▸ **Aim of the task**: Gather all lines in the entries below that include the word "Banda".

▸ **Recorded information**:
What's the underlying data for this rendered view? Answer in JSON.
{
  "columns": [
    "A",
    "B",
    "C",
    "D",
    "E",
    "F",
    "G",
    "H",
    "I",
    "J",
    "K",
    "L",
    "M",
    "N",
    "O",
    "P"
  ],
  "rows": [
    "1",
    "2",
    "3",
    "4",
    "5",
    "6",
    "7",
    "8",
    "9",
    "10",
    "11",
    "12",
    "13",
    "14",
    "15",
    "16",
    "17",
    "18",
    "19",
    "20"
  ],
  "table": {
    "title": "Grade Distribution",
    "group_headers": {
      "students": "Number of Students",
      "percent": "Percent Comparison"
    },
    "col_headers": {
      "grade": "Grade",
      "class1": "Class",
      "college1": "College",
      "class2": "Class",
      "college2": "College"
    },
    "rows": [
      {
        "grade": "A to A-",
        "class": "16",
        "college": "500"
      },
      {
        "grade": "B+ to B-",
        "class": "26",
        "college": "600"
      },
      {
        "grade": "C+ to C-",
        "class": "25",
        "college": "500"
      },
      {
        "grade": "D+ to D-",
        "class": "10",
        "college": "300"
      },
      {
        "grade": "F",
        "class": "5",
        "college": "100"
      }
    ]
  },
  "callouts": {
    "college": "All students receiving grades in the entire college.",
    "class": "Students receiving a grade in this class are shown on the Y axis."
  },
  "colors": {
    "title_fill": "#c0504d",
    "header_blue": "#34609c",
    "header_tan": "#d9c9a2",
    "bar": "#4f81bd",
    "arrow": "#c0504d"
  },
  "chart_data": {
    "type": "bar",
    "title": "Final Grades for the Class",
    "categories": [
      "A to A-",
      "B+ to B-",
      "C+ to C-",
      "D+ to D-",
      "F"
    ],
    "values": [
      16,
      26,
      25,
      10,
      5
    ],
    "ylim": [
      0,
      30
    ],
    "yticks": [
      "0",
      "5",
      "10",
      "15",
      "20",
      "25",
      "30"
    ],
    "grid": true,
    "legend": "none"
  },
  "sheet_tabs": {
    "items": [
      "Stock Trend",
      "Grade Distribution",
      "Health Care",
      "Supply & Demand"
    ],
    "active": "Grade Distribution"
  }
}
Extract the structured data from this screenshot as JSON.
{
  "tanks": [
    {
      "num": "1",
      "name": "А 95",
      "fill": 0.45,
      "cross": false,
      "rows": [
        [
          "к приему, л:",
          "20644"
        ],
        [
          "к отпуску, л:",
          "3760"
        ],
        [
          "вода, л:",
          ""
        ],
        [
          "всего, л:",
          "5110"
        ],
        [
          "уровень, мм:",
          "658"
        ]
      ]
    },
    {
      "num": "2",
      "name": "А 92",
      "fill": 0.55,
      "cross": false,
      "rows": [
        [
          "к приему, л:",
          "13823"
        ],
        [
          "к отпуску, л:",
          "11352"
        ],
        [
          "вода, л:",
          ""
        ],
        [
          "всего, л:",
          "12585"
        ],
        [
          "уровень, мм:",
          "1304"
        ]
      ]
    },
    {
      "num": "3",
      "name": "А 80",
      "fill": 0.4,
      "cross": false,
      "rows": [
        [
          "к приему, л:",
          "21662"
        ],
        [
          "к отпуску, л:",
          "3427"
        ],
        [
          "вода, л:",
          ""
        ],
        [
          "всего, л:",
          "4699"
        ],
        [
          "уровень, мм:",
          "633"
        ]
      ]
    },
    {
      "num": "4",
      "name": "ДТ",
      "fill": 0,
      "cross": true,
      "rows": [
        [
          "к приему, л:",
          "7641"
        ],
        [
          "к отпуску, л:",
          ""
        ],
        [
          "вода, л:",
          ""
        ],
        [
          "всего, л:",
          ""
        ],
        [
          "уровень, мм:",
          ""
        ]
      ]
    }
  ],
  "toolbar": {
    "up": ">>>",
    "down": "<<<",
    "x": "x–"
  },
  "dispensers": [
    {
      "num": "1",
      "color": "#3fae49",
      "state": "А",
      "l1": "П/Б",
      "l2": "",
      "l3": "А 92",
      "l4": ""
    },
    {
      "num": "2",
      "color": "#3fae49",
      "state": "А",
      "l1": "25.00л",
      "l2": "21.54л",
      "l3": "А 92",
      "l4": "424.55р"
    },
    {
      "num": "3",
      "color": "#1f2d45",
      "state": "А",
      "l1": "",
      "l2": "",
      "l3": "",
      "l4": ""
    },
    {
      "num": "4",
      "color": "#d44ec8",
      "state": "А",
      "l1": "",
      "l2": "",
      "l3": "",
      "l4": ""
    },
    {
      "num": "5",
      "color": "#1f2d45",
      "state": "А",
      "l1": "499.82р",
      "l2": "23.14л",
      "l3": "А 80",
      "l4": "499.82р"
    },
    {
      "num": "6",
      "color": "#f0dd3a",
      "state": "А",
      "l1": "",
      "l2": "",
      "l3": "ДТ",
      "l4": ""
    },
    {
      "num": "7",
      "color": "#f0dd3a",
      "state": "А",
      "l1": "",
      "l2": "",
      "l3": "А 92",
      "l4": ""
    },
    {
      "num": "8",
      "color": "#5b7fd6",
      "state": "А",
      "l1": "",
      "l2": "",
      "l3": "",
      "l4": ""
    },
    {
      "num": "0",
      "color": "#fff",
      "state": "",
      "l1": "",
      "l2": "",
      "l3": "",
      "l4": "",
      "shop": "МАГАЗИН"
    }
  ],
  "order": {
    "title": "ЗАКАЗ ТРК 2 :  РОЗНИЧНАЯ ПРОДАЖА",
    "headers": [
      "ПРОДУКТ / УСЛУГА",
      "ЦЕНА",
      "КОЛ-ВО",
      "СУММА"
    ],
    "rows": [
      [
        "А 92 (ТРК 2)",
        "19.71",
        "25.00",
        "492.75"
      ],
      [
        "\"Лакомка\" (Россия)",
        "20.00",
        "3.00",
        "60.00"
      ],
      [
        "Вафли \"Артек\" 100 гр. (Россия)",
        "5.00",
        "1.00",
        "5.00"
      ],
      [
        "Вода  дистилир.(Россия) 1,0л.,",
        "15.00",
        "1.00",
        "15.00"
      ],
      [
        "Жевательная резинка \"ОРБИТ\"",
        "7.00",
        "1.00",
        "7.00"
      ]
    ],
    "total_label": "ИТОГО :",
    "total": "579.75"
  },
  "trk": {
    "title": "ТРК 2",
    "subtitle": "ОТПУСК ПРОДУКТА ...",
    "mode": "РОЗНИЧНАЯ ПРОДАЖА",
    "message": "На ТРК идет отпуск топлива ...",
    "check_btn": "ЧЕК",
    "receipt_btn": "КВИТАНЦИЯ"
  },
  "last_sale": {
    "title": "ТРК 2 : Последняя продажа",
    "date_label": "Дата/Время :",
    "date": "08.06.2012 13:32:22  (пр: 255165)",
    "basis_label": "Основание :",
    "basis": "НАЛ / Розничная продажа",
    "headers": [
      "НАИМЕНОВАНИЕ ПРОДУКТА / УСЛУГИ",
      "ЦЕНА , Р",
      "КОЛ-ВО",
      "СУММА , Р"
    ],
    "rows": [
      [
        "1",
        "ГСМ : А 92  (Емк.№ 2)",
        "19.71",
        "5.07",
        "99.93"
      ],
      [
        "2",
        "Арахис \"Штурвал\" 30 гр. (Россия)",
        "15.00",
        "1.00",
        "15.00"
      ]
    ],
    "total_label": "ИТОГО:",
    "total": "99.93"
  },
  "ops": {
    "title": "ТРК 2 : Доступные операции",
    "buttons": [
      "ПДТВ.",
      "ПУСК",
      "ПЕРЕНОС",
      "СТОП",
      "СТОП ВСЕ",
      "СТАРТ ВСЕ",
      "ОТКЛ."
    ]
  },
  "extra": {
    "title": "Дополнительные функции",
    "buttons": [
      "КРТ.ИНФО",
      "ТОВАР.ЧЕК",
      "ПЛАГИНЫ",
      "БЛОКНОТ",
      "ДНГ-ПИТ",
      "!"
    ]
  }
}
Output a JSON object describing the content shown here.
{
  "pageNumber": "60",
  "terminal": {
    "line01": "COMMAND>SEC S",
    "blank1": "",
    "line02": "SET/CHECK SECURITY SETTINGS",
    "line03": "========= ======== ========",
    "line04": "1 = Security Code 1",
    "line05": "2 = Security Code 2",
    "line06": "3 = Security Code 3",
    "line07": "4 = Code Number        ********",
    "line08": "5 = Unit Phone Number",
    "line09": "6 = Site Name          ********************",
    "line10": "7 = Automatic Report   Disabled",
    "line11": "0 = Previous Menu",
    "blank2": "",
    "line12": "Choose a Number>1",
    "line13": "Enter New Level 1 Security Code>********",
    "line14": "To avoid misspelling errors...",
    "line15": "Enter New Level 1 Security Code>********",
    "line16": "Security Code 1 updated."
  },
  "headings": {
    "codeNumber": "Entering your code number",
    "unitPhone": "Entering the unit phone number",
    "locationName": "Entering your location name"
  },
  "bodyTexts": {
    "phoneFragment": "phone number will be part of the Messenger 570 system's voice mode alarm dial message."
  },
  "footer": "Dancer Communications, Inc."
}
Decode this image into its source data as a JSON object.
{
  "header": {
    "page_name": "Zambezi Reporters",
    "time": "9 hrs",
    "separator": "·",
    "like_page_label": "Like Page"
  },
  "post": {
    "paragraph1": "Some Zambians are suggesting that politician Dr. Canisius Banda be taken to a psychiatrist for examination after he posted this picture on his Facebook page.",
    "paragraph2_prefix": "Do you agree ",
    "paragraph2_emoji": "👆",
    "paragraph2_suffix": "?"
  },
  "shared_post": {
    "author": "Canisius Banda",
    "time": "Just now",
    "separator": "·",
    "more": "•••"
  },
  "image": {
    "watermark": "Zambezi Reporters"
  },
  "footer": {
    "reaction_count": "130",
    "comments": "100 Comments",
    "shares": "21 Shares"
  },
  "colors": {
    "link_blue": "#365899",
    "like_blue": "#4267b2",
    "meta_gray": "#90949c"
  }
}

▸ **Task output**:
    "paragraph1": "Some Zambians are suggesting that politician Dr. Canisius Banda be taken to a psychiatrist for examination after he posted this picture on his Facebook page.",
    "author": "Canisius Banda",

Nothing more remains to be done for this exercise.